◆ Extract:
----------

Chue v. United States , 894 F. Supp. 2d 487 ( 2012 )


Menu:
  • MEMORANDUM OPINION AND ORDER

    JOHN G. KOELTL, District Judge.

    Pro se petitioner William Chue filed this application for a certificate of appealability from the denial of his petition, filed pursuant to 28 U.S.C. § 2255, to vacate, set aside, or correct his sentence.

    I.

    On May 23, 1995, the petitioner pleaded guilty to a superseding information that contained one count of participating in the affairs of a racketeering organization, in violation of 18 U.S.C. § 1962(c) (“Count One”), and one count of using and carrying firearms during and in relation to the racketeering offenses charged in Count One, in violation of 18 U.S.C. § 924(c) (“Count Two”). Chue v. United States, Nos. 04 Civ. 8668, 94 Cr. 626, 2010 WL 2633861, at *1 (S.D.N.Y. June 29, 2010). Count One charged various racketeering acts, including a conspiracy to murder Irving Wong in violation of New York Penal Law §§ 105.15 and 125.25 (“Racketeering Act One”), and conspiracy to distribute one kilogram and more of mixtures and substances containing a detectable amount of heroin and thereby violate the narcotics laws of the United States, to wit, 21 U.S.C. §§ 812, 841(a)(1) and 841(b)(1)(A), in'violation of 21 U.S.C. § 846 (“Racketeering Act Eight”). (Superseding Information at 4, 6, United States v. Chue, No. 94 Cr. 626 (S.D.N.Y. May 27, 1999), ECF No. 308.)

----------

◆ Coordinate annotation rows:
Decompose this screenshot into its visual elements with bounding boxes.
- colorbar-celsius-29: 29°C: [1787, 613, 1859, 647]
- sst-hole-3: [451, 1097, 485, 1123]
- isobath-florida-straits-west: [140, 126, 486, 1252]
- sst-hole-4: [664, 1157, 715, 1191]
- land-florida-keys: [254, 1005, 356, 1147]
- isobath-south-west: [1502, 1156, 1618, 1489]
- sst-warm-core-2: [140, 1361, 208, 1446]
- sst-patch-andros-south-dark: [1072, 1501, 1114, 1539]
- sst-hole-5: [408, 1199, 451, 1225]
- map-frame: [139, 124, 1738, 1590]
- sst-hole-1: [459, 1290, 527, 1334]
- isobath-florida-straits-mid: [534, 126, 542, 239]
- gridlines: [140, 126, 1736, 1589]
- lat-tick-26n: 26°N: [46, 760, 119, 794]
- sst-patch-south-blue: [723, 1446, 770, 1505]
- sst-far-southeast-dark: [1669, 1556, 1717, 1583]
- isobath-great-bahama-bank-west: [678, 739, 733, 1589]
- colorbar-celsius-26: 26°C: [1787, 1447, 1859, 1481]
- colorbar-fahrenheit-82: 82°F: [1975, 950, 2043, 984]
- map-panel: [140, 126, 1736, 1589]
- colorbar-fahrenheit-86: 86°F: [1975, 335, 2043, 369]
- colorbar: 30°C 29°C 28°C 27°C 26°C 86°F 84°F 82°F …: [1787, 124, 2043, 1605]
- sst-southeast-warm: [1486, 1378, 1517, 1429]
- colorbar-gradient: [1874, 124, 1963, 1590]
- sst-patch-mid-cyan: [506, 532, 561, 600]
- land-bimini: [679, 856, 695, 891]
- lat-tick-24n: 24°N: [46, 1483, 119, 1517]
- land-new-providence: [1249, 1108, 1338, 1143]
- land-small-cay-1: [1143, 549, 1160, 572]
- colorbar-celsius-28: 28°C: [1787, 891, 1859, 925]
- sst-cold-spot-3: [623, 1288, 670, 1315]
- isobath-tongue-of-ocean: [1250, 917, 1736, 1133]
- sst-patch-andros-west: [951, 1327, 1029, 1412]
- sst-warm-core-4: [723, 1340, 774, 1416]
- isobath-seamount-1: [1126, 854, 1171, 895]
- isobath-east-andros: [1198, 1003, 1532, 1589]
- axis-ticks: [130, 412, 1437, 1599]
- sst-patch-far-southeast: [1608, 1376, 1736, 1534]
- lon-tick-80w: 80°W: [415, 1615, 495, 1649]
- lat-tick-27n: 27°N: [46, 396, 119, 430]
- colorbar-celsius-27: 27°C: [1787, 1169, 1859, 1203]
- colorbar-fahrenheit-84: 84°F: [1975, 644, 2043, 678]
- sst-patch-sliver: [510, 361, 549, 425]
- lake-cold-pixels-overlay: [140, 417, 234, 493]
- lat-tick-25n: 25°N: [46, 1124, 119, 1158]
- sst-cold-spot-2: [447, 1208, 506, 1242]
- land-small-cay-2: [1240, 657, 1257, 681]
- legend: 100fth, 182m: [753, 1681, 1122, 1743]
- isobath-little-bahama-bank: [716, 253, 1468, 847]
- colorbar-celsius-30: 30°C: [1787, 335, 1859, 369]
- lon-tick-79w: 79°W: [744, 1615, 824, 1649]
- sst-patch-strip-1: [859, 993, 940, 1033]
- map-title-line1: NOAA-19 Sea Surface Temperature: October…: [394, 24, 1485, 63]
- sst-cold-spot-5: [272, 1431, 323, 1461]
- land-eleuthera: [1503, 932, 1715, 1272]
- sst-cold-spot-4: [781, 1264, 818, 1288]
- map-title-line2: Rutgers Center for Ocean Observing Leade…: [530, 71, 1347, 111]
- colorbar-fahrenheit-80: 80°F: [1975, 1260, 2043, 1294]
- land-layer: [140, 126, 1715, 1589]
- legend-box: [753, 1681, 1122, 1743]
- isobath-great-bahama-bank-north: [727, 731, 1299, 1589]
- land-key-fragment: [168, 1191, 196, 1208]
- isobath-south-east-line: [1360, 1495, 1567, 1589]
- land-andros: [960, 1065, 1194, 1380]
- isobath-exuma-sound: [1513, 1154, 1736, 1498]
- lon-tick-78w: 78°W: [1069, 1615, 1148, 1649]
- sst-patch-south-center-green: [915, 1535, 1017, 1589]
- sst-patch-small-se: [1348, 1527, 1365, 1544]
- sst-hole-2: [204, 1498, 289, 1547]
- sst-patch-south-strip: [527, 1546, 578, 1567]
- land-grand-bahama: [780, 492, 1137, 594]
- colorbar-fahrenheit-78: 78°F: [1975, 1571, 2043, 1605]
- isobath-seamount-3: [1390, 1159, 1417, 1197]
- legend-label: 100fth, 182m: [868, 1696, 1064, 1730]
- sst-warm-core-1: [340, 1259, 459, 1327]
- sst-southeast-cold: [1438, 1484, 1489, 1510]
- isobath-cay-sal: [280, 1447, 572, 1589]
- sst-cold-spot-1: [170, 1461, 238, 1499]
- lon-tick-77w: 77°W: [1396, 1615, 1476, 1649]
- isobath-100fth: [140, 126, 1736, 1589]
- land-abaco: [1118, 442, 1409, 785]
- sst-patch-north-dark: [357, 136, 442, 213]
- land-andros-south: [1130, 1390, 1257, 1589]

----------

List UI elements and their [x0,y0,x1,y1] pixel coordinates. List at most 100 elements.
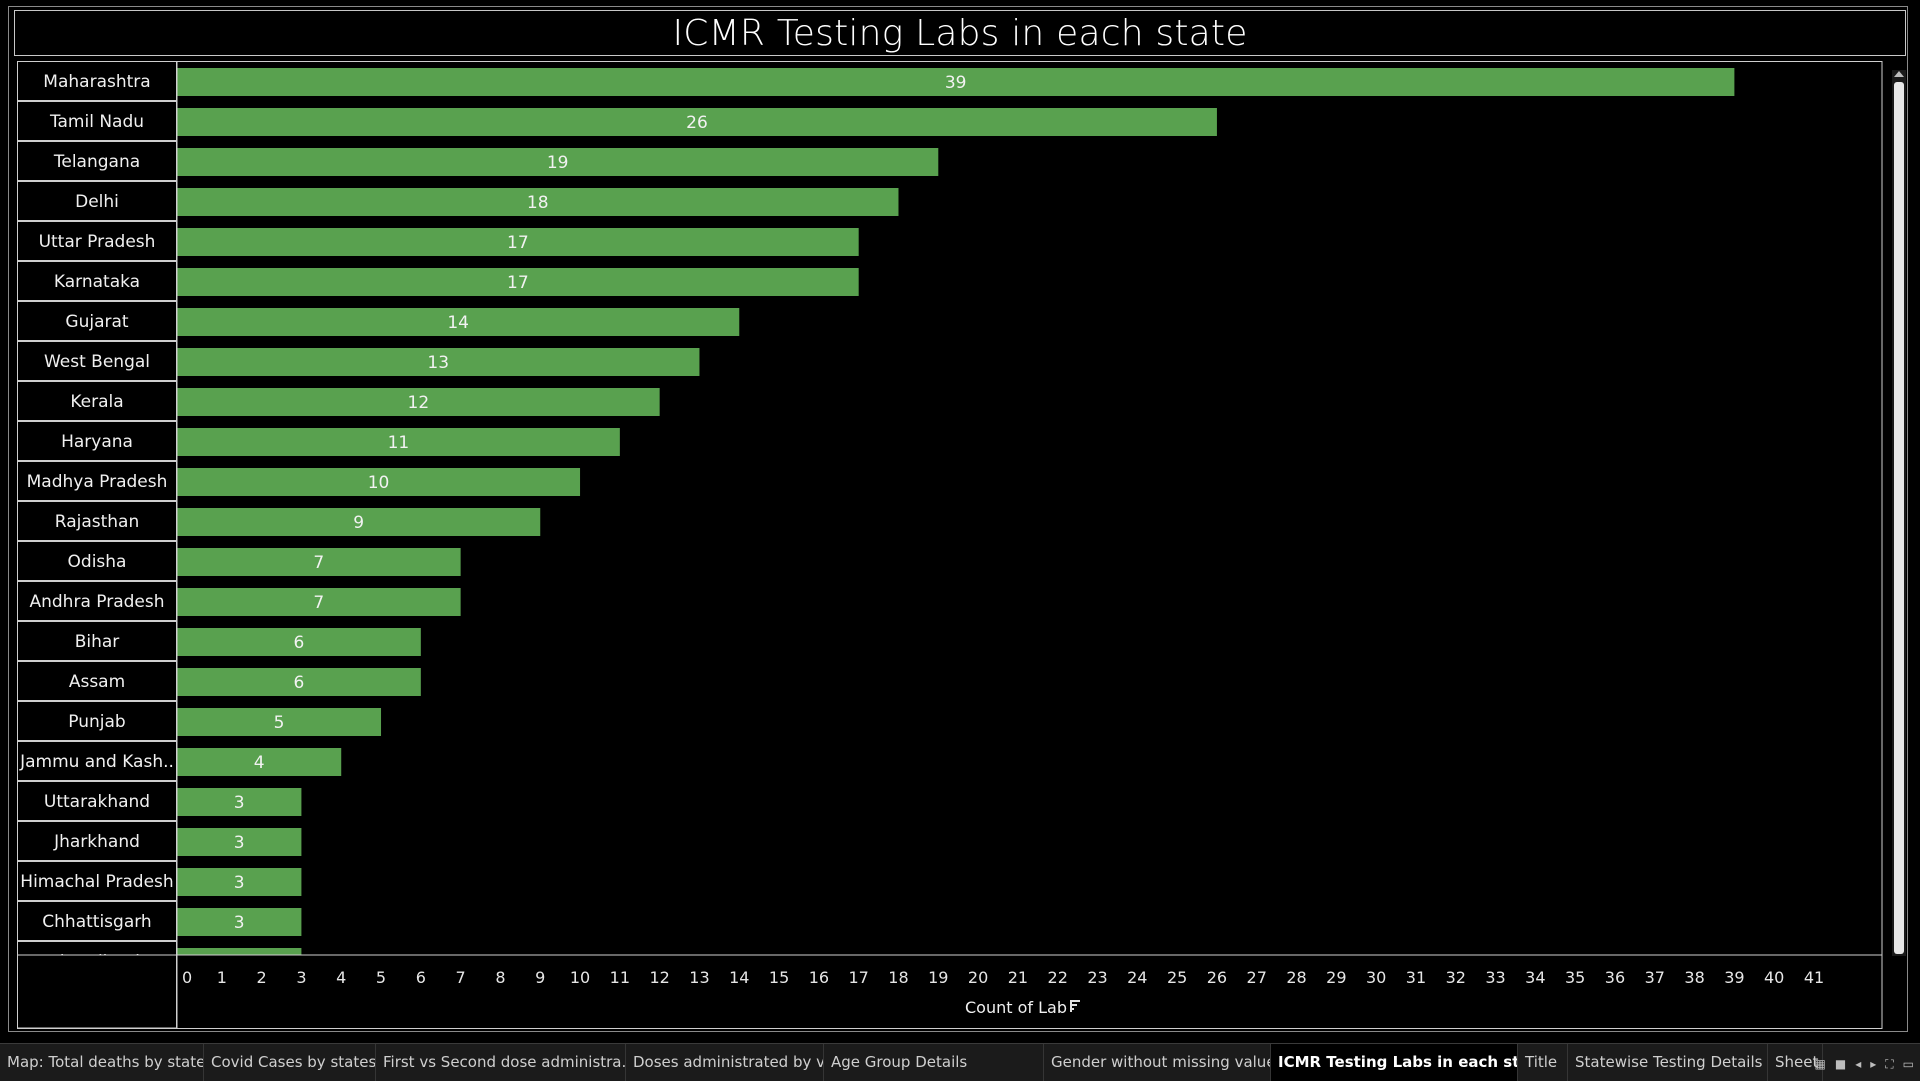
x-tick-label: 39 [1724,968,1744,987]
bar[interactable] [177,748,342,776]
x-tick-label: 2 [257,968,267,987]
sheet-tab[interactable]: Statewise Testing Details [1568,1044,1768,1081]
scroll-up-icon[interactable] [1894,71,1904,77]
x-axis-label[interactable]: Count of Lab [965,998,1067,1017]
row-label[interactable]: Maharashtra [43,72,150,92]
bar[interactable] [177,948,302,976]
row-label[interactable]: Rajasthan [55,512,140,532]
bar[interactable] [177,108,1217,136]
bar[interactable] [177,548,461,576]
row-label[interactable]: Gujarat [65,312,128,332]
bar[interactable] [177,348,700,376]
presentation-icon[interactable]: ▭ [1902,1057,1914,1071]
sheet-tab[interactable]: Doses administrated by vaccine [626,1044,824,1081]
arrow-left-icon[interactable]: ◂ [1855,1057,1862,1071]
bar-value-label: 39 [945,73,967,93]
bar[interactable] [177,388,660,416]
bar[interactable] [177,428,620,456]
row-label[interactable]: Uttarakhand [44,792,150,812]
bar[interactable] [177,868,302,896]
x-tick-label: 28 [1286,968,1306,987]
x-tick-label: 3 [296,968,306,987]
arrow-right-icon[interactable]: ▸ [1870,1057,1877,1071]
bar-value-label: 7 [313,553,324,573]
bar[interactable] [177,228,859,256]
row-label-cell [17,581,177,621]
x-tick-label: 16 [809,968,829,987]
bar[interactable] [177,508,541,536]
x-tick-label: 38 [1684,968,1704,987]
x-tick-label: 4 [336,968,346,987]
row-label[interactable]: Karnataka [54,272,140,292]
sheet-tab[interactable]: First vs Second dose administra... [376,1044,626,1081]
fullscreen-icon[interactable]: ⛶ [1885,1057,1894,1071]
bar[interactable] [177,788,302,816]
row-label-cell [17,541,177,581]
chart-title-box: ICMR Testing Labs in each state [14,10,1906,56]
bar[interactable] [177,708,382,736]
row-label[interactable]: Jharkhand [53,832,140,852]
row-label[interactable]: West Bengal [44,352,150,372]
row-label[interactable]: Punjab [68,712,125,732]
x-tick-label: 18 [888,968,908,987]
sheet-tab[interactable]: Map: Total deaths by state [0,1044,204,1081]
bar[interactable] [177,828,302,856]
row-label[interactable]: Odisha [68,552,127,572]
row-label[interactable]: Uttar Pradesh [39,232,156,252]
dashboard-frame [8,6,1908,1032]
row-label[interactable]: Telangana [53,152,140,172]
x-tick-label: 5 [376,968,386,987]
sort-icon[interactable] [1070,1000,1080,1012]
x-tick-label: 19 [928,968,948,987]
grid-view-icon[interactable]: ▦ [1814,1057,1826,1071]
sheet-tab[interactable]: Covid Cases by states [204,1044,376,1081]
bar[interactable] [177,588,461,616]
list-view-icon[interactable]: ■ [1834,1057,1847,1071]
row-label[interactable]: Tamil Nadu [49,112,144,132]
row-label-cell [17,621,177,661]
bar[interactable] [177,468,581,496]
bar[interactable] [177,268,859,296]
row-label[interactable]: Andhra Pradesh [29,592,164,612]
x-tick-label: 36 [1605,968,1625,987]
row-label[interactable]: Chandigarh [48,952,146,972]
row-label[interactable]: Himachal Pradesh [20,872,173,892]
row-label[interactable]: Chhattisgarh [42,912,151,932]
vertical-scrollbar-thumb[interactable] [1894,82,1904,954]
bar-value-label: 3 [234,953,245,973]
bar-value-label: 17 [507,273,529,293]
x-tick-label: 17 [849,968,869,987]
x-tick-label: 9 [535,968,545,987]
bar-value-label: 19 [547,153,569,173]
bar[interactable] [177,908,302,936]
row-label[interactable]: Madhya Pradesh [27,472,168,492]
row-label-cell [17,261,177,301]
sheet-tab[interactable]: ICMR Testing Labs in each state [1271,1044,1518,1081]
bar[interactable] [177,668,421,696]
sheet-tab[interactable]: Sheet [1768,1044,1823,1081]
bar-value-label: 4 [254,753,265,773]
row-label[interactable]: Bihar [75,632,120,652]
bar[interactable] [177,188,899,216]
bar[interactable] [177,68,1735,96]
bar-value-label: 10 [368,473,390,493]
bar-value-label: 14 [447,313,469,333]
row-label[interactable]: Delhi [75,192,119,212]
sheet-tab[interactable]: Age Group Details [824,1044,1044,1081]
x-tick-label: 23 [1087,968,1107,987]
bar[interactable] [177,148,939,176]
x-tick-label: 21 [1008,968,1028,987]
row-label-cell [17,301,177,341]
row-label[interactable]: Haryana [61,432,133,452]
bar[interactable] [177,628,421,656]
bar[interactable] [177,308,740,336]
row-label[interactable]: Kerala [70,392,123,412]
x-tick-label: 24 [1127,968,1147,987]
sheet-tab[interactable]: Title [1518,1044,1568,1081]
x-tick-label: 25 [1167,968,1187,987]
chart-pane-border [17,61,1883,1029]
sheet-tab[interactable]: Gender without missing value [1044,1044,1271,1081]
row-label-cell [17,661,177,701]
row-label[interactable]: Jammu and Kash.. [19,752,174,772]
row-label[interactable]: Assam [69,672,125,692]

----------

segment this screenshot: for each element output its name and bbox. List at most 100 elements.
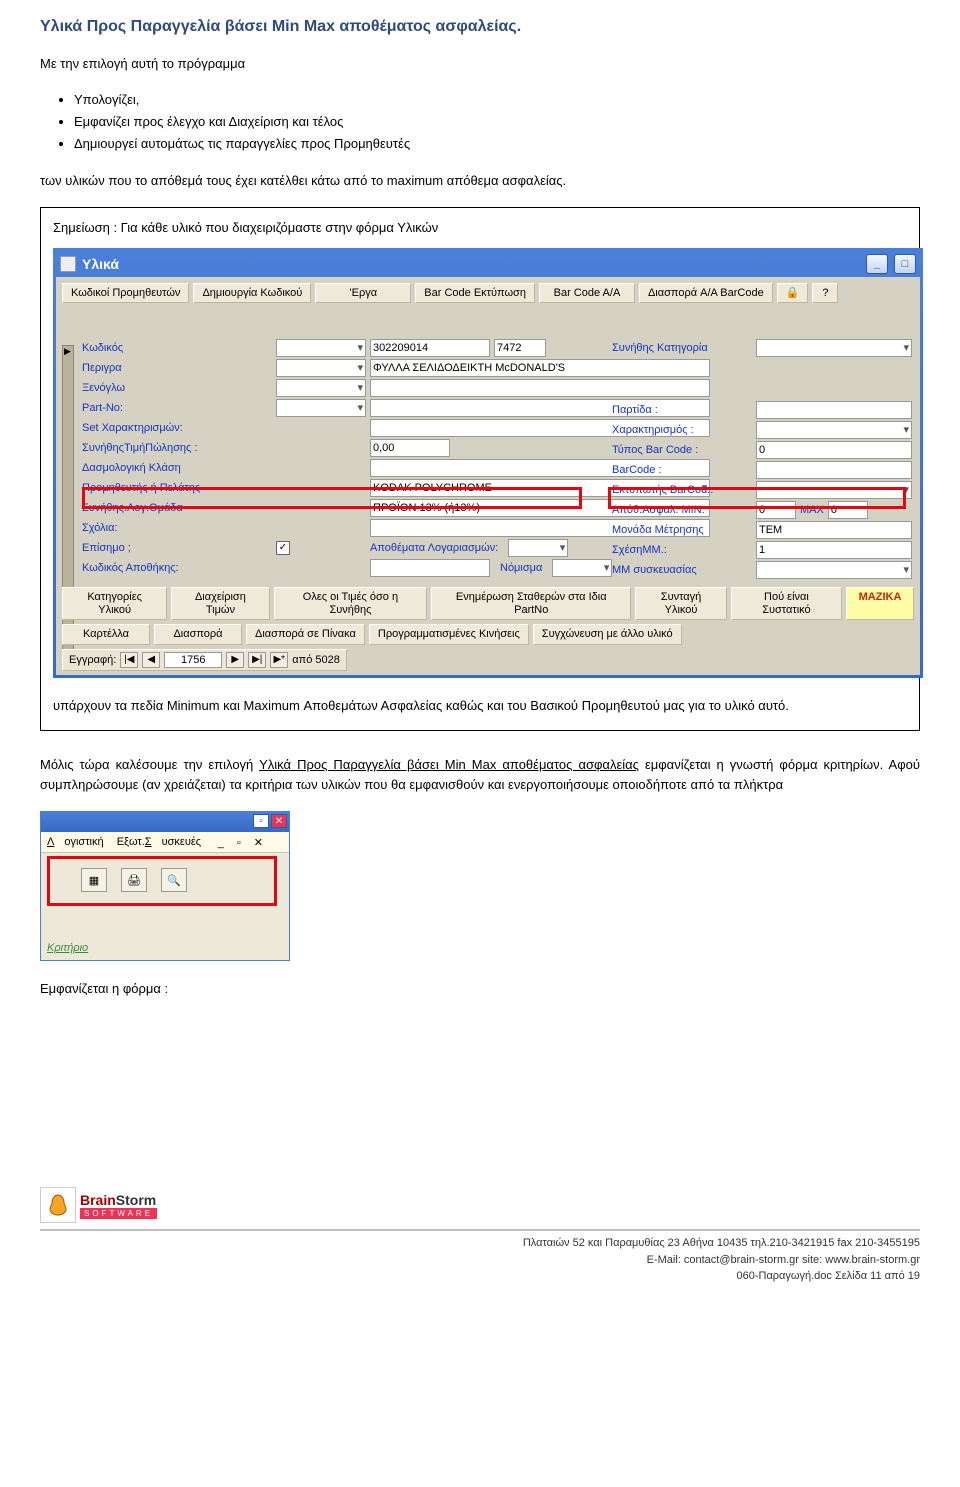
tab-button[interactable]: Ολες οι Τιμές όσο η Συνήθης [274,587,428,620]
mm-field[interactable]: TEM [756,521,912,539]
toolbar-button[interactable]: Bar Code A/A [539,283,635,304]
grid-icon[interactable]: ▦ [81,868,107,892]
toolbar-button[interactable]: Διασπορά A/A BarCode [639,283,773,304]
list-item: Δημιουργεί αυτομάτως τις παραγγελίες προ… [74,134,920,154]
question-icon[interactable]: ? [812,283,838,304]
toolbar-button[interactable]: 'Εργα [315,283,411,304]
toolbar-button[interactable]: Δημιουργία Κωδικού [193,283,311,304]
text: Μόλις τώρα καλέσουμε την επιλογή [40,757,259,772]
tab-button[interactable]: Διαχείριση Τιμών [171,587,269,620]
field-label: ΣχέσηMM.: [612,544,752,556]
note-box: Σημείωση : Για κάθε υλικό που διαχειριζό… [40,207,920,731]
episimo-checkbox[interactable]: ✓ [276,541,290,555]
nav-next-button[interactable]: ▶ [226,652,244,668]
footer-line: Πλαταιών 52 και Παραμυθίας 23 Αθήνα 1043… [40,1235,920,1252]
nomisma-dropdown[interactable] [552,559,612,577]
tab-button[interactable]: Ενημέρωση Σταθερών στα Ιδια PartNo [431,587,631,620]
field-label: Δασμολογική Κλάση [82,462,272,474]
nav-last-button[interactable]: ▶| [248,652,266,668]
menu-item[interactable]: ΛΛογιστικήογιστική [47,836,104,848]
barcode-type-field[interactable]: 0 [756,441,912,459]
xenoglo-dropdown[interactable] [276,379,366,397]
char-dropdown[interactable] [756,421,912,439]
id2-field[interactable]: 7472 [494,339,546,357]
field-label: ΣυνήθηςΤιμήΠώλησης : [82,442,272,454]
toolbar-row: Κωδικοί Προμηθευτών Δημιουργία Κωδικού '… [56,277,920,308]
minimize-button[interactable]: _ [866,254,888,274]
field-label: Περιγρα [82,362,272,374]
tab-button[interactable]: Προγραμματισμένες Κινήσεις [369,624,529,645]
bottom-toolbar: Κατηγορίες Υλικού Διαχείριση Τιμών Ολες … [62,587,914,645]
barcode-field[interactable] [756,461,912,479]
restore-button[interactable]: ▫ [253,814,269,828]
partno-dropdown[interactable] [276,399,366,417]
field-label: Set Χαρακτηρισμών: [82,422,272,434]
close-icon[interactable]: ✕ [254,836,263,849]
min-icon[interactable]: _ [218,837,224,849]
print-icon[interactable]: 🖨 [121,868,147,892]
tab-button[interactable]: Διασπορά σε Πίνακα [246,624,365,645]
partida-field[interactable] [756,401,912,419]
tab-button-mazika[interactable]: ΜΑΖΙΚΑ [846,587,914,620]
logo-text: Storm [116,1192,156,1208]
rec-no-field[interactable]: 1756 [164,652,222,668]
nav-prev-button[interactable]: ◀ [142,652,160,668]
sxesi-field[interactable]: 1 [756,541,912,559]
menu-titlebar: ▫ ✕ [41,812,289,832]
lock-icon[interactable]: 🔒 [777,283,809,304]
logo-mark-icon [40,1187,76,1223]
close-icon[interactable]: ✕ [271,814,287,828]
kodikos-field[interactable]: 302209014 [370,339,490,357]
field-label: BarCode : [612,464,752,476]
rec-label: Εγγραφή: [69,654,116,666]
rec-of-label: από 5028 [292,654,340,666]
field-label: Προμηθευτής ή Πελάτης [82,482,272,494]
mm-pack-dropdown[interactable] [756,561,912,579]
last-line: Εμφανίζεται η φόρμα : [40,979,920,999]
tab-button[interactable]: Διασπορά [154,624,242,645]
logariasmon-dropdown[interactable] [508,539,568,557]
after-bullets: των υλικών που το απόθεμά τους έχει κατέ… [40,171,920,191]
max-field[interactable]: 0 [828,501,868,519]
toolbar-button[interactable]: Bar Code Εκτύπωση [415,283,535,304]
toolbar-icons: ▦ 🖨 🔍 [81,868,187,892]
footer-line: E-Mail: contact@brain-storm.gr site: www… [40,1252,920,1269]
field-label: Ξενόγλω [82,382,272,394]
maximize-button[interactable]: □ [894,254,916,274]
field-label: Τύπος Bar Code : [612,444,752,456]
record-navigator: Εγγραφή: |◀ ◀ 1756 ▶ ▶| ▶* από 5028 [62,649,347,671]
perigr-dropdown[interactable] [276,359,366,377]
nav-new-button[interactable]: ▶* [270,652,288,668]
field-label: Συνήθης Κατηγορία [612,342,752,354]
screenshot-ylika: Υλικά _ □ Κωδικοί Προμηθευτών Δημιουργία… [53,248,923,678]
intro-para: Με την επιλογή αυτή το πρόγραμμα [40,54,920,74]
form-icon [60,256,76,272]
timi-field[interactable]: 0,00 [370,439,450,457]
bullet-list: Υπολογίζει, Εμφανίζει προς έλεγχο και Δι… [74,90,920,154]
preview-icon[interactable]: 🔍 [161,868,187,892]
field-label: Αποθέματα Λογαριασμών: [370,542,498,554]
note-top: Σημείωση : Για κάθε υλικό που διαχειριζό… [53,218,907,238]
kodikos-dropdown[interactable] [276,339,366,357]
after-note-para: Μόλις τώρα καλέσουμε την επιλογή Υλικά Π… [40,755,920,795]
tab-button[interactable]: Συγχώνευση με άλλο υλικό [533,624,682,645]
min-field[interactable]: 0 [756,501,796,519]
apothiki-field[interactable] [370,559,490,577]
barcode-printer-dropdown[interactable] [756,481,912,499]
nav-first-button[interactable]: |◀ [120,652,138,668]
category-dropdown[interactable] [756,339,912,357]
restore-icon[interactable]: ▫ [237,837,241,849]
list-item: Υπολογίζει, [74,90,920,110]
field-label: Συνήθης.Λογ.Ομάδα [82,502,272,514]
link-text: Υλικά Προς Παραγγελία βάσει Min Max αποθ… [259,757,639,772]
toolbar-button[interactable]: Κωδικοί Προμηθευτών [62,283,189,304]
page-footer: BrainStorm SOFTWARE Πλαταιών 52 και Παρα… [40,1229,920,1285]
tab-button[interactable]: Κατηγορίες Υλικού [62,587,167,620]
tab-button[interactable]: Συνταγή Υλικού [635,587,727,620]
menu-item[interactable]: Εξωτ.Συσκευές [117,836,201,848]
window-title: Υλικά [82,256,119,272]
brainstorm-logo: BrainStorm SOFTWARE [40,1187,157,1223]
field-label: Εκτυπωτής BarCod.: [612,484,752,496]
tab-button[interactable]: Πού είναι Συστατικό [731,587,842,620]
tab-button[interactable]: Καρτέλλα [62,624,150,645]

----------

◆ Task instructions:
[1] Rewrite the passage of the court opinion that begins at the words "JOHN G. KOELTL, District" and ends after "correct his sentence.", replacing "petitioner" with "applicant".
[2] Reproduce the rows verbatim, beginning at the line that contains "x-tick-label: 39 [1724,968,1744,987]" and ending after the line that contains "sheet-tab[interactable]: Map: Total".
The court opinion and the rows are independent and unrelated materials.

◆ Responses in order:
[1]
JOHN G. KOELTL, District Judge.

    Pro se applicant William Chue filed this application for a certificate of appealability from the denial of his petition, filed pursuant to 28 U.S.C. § 2255, to vacate, set aside, or correct his sentence.

[2]
x-tick-label: 39 [1724,968,1744,987]
bar[interactable] [177,748,342,776]
x-tick-label: 2 [257,968,267,987]
sheet-tab[interactable]: Statewise Testing Details [1568,1044,1768,1081]
scroll-up-icon[interactable] [1894,71,1904,77]
x-axis-label[interactable]: Count of Lab [965,998,1067,1017]
row-label[interactable]: Maharashtra [43,72,150,92]
bar[interactable] [177,948,302,976]
row-label[interactable]: Rajasthan [55,512,140,532]
bar[interactable] [177,108,1217,136]
bar[interactable] [177,548,461,576]
row-label[interactable]: Gujarat [65,312,128,332]
bar[interactable] [177,348,700,376]
presentation-icon[interactable]: ▭ [1902,1057,1914,1071]
sheet-tab[interactable]: Doses administrated by vaccine [626,1044,824,1081]
arrow-left-icon[interactable]: ◂ [1855,1057,1862,1071]
bar-value-label: 39 [945,73,967,93]
bar[interactable] [177,388,660,416]
bar[interactable] [177,428,620,456]
row-label[interactable]: Uttarakhand [44,792,150,812]
bar[interactable] [177,868,302,896]
x-tick-label: 28 [1286,968,1306,987]
x-tick-label: 3 [296,968,306,987]
arrow-right-icon[interactable]: ▸ [1870,1057,1877,1071]
bar-value-label: 7 [313,553,324,573]
bar[interactable] [177,228,859,256]
row-label-cell [17,581,177,621]
x-tick-label: 16 [809,968,829,987]
bar[interactable] [177,508,541,536]
x-tick-label: 38 [1684,968,1704,987]
x-tick-label: 4 [336,968,346,987]
row-label[interactable]: Karnataka [54,272,140,292]
sheet-tab[interactable]: First vs Second dose administra... [376,1044,626,1081]
fullscreen-icon[interactable]: ⛶ [1885,1057,1894,1071]
bar[interactable] [177,788,302,816]
row-label-cell [17,541,177,581]
chart-title-box: ICMR Testing Labs in each state [14,10,1906,56]
bar[interactable] [177,708,382,736]
row-label[interactable]: Jharkhand [53,832,140,852]
row-label[interactable]: West Bengal [44,352,150,372]
row-label[interactable]: Punjab [68,712,125,732]
x-tick-label: 18 [888,968,908,987]
sheet-tab[interactable]: Map: Total deaths by state [0,1044,204,1081]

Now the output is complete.